EXERCISE OBJECTIVE: Return every line of the data below that includes the string "feel".
* BEGIN RECORDS PROVIDED *
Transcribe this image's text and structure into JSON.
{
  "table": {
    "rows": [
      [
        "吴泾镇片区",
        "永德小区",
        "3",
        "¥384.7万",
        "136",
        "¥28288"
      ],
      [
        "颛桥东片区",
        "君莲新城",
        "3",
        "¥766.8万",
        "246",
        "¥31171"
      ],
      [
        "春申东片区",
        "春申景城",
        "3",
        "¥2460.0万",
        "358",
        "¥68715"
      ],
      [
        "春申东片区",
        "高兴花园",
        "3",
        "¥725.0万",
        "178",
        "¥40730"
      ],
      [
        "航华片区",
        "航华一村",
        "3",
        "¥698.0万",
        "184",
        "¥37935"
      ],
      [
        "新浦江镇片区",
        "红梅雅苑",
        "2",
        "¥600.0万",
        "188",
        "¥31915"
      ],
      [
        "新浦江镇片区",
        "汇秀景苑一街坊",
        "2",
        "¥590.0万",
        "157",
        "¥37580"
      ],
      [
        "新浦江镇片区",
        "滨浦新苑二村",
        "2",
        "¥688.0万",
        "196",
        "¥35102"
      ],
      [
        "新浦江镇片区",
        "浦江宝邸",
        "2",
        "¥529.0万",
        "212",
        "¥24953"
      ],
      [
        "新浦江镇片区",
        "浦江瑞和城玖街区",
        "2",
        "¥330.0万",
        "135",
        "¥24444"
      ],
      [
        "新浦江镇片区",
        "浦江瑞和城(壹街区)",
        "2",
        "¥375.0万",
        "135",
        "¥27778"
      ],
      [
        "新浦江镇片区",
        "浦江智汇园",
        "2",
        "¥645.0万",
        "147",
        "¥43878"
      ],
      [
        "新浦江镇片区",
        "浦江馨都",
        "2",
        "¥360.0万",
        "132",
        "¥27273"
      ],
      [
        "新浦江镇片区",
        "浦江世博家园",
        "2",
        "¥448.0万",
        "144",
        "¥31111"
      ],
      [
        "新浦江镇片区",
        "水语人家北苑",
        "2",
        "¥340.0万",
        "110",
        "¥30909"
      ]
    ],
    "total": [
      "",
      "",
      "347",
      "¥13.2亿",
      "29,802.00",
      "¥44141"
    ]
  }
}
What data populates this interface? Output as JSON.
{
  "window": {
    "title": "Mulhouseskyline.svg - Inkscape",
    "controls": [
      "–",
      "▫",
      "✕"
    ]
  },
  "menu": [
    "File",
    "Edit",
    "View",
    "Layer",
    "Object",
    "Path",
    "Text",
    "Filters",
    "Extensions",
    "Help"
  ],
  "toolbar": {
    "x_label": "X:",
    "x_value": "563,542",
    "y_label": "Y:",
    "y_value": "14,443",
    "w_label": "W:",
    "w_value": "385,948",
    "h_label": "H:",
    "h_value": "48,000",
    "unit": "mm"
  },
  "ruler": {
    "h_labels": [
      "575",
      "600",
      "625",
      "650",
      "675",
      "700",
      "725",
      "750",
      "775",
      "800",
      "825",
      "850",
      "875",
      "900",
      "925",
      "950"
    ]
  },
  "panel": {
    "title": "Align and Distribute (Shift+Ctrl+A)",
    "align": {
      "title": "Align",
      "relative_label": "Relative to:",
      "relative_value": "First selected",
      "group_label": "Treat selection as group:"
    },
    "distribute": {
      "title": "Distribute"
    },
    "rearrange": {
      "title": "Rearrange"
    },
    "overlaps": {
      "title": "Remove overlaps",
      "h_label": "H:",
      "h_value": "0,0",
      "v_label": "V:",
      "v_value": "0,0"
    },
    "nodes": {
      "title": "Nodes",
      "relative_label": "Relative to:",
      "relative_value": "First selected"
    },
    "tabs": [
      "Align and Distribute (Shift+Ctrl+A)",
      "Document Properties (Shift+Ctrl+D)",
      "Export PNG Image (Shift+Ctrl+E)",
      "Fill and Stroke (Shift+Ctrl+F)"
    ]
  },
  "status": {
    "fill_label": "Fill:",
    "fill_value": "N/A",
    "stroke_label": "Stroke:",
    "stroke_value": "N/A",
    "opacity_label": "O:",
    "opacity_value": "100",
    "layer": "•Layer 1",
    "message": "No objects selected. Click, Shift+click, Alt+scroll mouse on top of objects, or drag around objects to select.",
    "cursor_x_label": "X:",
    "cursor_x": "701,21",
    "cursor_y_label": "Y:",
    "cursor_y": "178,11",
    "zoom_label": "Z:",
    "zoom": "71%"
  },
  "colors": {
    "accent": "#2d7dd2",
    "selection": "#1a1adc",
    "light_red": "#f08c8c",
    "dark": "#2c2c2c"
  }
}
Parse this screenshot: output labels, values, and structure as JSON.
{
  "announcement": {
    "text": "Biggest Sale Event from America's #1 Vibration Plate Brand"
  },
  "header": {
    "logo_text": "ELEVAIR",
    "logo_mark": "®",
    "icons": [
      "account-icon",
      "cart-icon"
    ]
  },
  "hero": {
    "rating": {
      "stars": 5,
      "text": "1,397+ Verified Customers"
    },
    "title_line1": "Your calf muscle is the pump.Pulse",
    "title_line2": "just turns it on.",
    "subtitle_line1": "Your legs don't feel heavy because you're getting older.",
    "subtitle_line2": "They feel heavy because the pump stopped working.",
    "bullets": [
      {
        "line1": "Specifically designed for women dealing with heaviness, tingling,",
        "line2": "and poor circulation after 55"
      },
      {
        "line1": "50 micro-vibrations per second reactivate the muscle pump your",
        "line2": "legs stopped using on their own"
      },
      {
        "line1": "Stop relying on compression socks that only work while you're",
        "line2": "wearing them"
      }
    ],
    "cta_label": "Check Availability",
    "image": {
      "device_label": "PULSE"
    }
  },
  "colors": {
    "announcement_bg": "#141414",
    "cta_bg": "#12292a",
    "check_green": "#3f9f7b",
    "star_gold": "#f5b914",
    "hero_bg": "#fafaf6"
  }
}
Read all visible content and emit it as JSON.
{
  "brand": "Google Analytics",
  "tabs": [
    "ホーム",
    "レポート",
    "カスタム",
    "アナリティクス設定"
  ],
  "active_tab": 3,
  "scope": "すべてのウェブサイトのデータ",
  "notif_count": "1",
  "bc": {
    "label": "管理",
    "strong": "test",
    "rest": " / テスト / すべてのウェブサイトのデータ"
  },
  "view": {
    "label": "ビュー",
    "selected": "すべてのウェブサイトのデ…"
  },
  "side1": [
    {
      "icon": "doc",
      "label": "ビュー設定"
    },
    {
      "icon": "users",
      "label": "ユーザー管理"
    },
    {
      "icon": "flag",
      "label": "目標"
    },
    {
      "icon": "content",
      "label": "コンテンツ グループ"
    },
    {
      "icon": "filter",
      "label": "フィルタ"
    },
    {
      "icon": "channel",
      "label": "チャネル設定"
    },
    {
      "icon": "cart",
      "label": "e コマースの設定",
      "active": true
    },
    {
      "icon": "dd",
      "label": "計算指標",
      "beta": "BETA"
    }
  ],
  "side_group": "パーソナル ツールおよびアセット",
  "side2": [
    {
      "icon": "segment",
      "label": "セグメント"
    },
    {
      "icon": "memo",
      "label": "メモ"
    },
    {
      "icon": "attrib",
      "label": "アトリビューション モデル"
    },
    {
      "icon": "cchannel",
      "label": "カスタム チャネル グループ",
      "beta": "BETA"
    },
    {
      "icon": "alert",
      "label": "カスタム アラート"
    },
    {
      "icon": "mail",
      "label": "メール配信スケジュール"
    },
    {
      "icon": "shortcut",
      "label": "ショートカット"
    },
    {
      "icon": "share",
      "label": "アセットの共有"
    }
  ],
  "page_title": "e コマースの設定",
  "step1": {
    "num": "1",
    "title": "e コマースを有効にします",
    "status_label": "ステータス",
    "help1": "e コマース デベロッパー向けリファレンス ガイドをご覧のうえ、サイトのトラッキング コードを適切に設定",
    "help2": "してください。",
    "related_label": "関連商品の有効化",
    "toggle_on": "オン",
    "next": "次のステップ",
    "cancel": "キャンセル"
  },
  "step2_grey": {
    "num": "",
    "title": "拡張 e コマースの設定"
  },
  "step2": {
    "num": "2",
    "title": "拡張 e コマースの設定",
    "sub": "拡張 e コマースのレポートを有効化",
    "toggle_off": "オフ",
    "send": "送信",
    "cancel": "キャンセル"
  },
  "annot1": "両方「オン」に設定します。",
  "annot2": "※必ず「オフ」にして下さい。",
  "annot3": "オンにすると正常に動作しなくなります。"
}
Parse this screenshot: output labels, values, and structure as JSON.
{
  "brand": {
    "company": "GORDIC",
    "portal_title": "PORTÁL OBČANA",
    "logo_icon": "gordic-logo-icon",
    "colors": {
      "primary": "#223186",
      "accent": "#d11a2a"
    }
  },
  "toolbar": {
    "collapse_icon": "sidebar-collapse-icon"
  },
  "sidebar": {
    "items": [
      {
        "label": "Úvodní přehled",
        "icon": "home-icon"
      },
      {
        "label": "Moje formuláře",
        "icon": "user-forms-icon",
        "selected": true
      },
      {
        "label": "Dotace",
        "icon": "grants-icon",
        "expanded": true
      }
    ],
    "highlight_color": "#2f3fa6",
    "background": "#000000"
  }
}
* END RECORDS PROVIDED *
EXPECTED ANSWER:
    "subtitle_line1": "Your legs don't feel heavy because you're getting older.",
    "subtitle_line2": "They feel heavy because the pump stopped working.",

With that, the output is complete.